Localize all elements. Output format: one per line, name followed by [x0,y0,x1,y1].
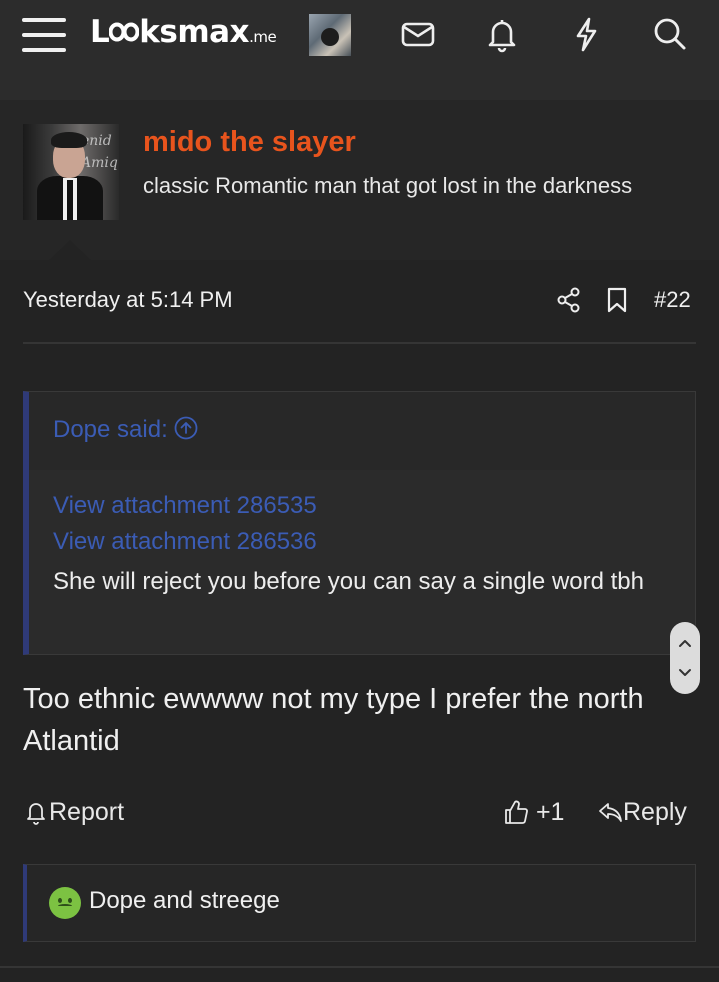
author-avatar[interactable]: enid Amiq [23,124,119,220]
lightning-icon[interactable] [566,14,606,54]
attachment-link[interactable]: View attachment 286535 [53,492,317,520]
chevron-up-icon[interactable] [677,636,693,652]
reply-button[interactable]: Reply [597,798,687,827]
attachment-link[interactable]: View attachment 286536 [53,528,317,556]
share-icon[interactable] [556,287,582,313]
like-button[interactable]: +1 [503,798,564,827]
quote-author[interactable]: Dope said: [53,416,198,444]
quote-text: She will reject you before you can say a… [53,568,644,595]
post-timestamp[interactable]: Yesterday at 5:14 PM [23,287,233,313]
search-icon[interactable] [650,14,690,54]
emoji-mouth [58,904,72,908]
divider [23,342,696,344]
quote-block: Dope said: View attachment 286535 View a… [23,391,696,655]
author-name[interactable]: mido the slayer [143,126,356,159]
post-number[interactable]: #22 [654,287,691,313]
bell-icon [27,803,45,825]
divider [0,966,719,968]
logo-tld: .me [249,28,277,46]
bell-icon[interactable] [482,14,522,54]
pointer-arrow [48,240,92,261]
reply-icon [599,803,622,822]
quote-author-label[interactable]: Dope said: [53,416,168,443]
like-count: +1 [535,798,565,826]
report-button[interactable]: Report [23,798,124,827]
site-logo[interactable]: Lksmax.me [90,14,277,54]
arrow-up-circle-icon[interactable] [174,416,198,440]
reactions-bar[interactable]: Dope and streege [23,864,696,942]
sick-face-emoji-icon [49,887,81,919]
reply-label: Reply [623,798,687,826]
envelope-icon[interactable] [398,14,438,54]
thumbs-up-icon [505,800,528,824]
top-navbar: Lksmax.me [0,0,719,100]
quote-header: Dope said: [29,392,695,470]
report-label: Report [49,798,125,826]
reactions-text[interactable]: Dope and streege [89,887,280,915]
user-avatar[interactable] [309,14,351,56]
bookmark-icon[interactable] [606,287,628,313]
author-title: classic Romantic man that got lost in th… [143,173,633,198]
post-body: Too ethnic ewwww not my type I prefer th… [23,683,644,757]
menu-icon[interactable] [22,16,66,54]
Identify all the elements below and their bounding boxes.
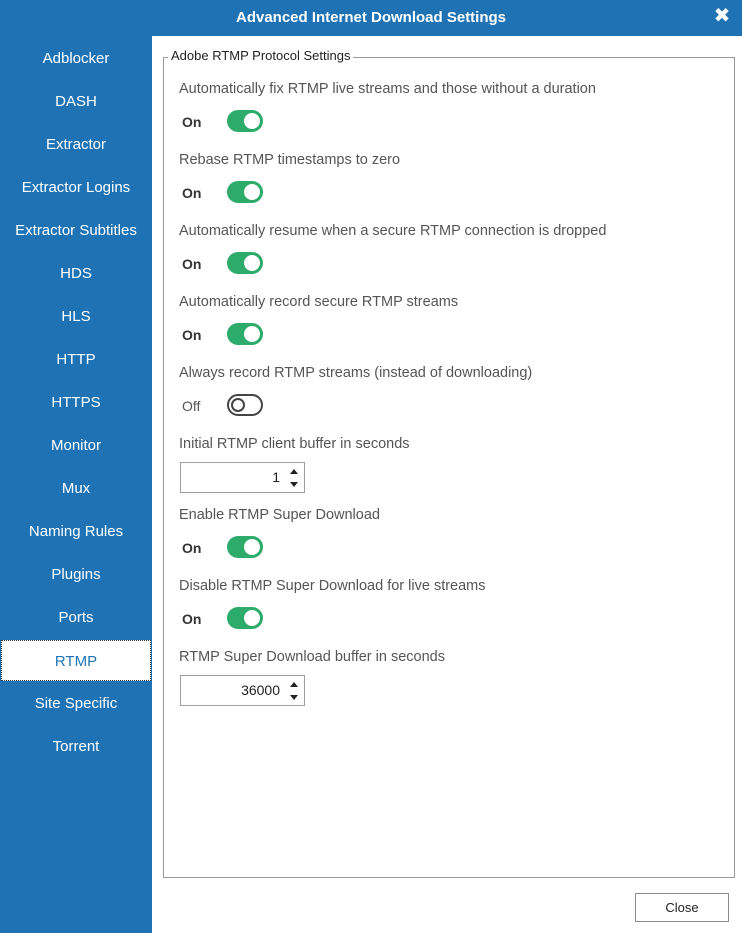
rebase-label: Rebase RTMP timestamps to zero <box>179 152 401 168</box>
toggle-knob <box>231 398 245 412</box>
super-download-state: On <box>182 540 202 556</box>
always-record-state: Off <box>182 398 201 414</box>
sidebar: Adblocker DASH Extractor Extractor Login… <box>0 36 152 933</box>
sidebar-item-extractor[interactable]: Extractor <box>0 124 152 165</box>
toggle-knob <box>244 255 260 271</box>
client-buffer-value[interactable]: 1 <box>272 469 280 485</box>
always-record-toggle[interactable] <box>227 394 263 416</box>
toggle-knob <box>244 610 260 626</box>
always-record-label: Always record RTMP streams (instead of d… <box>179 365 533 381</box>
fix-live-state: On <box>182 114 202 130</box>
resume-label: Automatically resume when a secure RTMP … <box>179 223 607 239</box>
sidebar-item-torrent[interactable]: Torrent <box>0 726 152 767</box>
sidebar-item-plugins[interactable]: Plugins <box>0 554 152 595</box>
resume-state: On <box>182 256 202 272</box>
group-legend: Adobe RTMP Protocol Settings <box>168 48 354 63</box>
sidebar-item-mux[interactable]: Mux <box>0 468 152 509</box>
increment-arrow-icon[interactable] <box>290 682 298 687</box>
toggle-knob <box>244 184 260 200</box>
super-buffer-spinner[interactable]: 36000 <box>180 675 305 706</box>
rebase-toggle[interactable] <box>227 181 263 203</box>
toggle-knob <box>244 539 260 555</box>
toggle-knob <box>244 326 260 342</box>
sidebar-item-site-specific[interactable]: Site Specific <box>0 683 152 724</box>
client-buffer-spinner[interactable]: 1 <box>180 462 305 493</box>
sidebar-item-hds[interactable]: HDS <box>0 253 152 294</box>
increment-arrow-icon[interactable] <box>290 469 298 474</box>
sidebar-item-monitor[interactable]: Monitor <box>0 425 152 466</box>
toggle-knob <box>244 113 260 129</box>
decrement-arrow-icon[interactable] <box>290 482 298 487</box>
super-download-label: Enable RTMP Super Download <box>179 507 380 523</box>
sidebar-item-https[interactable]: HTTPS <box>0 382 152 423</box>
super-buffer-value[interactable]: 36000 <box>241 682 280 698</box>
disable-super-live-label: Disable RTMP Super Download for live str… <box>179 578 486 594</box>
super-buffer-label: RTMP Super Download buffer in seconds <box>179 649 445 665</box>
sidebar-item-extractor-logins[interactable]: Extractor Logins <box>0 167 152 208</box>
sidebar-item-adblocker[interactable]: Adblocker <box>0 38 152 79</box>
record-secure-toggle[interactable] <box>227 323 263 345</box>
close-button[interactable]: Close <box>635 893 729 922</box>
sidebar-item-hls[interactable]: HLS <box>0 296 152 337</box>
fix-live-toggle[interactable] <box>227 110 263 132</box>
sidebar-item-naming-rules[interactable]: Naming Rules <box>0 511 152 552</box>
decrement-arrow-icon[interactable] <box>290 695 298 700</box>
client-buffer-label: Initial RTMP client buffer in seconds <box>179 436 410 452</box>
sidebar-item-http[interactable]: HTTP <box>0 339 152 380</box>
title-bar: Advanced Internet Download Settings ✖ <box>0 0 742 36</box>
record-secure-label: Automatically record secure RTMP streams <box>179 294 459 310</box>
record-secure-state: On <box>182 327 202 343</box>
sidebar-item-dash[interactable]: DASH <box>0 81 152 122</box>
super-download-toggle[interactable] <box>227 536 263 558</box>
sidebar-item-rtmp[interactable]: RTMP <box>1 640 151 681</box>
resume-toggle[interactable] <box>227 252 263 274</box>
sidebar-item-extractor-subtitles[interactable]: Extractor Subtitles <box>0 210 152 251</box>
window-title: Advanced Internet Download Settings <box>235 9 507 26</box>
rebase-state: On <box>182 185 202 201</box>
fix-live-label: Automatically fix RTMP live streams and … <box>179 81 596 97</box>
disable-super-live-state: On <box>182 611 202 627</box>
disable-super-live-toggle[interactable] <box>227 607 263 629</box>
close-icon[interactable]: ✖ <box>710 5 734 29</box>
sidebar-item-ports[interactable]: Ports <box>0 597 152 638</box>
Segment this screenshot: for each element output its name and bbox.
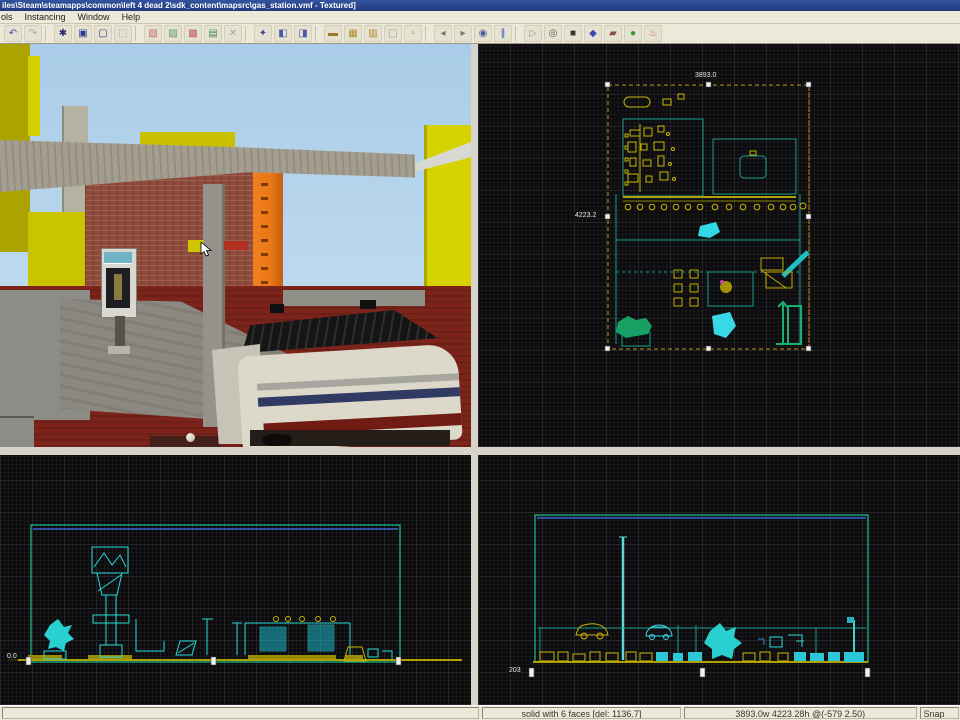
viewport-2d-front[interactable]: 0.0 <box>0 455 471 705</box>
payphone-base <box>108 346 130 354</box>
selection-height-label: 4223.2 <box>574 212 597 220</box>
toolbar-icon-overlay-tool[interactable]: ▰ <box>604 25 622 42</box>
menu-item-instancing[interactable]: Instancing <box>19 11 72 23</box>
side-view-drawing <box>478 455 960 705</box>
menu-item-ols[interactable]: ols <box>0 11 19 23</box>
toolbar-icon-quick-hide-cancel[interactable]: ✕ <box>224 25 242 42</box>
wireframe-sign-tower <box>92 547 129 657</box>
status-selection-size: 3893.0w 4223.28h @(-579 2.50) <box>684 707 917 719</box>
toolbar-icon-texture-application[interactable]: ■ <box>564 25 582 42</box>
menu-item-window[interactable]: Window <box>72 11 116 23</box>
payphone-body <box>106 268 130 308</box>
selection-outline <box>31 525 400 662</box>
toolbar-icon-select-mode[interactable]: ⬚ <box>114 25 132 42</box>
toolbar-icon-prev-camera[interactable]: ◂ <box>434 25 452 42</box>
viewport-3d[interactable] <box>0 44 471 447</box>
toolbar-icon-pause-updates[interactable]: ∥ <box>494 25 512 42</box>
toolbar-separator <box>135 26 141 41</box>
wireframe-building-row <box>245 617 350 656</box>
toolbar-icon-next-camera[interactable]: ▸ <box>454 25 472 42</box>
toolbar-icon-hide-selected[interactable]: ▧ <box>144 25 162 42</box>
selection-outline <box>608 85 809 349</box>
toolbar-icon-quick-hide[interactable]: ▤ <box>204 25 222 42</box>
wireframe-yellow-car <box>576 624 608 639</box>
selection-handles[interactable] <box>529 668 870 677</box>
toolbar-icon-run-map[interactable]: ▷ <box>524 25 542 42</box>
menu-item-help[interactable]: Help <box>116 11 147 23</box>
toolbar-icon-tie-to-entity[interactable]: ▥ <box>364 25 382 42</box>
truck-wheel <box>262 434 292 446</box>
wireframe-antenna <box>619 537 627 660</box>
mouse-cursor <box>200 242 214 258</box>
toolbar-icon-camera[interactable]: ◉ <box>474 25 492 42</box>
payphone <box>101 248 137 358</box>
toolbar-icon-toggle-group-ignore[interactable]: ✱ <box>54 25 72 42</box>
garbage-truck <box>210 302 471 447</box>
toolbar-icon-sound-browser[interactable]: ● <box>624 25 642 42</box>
---+---
= Exercise task =
Lay out the data from the line that contains "author-avatar[interactable]: enid Amiq" through the line that contains "logo-tld: .me [249,28,277,46]" as a Markdown table with the columns Row and Line, numbering each row and skipping blank lines.

= The answer =
| Row | Line |
|---|---|
| 1 | author-avatar[interactable]: enid Amiq [23,124,119,220] |
| 2 | lightning-icon[interactable] [566,14,606,54] |
| 3 | attachment-link[interactable]: View attachment 286535 [53,492,317,520] |
| 4 | chevron-up-icon[interactable] [677,636,693,652] |
| 5 | reply-button[interactable]: Reply [597,798,687,827] |
| 6 | attachment-link[interactable]: View attachment 286536 [53,528,317,556] |
| 7 | share-icon[interactable] [556,287,582,313] |
| 8 | like-button[interactable]: +1 [503,798,564,827] |
| 9 | quote-author[interactable]: Dope said: [53,416,198,444] |
| 10 | quote-text: She will reject you before you can say a… [53,568,644,595] |
| 11 | post-timestamp[interactable]: Yesterday at 5:14 PM [23,287,233,313] |
| 12 | search-icon[interactable] [650,14,690,54] |
| 13 | emoji-mouth [58,904,72,908] |
| 14 | divider [23,342,696,344] |
| 15 | quote-block: Dope said: View attachment 286535 View a… [23,391,696,655] |
| 16 | author-name[interactable]: mido the slayer [143,126,356,159] |
| 17 | post-number[interactable]: #22 [654,287,691,313] |
| 18 | bell-icon [27,803,45,825] |
| 19 | divider [0,966,719,968] |
| 20 | logo-tld: .me [249,28,277,46] |